--- START OF SOURCE MATERIAL ---
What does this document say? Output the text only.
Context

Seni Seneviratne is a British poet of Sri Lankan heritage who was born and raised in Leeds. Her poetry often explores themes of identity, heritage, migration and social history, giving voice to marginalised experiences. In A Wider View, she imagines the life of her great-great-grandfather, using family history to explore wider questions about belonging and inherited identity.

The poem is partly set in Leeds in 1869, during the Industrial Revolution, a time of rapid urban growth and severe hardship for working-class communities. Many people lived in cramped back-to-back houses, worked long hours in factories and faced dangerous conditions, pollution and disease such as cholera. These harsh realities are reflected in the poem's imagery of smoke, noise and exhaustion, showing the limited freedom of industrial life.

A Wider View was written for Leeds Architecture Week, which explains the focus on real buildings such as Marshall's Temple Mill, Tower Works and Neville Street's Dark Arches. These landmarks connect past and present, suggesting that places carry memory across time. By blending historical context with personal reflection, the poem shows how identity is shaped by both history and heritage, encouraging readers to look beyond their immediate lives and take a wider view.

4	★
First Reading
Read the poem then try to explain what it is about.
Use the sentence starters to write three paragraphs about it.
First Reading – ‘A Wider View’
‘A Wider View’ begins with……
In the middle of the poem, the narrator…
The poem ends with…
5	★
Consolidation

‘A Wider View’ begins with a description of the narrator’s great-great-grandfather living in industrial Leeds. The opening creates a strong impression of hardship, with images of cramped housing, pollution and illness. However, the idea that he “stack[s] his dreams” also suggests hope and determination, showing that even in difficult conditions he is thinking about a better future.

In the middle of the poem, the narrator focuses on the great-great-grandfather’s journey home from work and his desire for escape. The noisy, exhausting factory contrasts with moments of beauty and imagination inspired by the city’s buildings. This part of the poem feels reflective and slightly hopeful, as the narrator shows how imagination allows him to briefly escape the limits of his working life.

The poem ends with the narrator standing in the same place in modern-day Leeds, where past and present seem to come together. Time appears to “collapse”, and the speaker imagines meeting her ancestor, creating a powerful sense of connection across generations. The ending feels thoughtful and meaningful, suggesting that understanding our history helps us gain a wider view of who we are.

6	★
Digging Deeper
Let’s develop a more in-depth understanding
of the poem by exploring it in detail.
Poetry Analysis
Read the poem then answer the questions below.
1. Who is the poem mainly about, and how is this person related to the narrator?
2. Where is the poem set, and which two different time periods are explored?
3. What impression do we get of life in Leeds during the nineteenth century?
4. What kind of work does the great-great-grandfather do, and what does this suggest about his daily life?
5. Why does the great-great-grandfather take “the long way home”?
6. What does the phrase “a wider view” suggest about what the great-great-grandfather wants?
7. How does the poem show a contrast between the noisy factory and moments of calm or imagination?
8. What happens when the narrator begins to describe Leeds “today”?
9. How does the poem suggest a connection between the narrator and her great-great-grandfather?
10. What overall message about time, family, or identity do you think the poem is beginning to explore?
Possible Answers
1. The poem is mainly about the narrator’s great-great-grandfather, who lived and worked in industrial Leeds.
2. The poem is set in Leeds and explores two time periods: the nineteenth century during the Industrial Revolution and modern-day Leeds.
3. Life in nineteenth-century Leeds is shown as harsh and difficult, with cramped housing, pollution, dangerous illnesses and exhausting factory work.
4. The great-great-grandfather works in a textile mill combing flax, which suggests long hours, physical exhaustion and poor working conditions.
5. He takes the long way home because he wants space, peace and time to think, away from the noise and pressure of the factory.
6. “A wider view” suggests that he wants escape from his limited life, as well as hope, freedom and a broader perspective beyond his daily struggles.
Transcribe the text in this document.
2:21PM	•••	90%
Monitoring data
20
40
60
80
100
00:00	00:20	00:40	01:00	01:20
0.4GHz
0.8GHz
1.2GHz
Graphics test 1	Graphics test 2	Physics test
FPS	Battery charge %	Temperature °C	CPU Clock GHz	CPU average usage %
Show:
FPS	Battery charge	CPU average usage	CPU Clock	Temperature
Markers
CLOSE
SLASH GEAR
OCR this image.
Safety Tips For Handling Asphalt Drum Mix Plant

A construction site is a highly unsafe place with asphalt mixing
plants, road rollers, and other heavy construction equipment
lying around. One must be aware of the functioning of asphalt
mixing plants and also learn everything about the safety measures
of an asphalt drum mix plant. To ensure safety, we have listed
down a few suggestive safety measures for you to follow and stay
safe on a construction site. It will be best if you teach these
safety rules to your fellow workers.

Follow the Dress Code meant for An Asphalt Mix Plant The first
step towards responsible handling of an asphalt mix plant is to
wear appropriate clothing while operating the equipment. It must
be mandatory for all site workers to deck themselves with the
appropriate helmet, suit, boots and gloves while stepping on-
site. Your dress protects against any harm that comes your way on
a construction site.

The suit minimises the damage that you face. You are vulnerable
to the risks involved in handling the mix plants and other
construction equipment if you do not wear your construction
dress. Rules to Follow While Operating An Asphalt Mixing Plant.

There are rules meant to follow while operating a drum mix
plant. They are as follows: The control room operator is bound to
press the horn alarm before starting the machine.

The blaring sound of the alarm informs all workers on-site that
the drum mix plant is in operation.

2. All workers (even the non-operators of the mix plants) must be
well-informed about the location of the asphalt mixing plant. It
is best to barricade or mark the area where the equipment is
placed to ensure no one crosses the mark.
--- END OF SOURCE MATERIAL ---
**WORK REQUIRED**. Copy out each line in the preceding records that contains "workers".

**RIGHT ANSWER**.
safety rules to your fellow workers.
be mandatory for all site workers to deck themselves with the
The blaring sound of the alarm informs all workers on-site that
2. All workers (even the non-operators of the mix plants) must be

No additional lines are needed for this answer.